▶ Problem requirements
Go through the records and give each one again exactly.

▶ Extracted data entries

┄┄┄┄┄┄┄┄┄┄

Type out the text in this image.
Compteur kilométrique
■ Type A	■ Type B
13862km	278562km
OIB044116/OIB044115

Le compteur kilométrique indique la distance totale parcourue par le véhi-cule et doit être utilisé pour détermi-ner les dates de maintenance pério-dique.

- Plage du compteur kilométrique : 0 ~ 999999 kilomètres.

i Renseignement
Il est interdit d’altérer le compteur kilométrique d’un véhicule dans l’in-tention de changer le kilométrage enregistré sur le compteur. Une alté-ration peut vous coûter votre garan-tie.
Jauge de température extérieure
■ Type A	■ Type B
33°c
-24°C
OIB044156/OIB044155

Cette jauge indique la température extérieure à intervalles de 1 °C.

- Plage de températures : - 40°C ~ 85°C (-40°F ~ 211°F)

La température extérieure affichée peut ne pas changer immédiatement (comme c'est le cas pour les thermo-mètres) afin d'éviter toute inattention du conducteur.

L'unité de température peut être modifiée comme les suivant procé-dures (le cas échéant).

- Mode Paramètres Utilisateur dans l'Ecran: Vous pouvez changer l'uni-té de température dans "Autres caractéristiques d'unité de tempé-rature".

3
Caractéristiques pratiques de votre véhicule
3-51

┄┄┄┄┄┄┄┄┄┄

▶ Result for this task
Type out the text in this image.
Compteur kilométrique
■ Type A	■ Type B
13862km	278562km
OIB044116/OIB044115

Le compteur kilométrique indique la distance totale parcourue par le véhi-cule et doit être utilisé pour détermi-ner les dates de maintenance pério-dique.

- Plage du compteur kilométrique : 0 ~ 999999 kilomètres.

i Renseignement
Il est interdit d’altérer le compteur kilométrique d’un véhicule dans l’in-tention de changer le kilométrage enregistré sur le compteur. Une alté-ration peut vous coûter votre garan-tie.
Jauge de température extérieure
■ Type A	■ Type B
33°c
-24°C
OIB044156/OIB044155

Cette jauge indique la température extérieure à intervalles de 1 °C.

- Plage de températures : - 40°C ~ 85°C (-40°F ~ 211°F)

La température extérieure affichée peut ne pas changer immédiatement (comme c'est le cas pour les thermo-mètres) afin d'éviter toute inattention du conducteur.

L'unité de température peut être modifiée comme les suivant procé-dures (le cas échéant).

- Mode Paramètres Utilisateur dans l'Ecran: Vous pouvez changer l'uni-té de température dans "Autres caractéristiques d'unité de tempé-rature".

3
Caractéristiques pratiques de votre véhicule
3-51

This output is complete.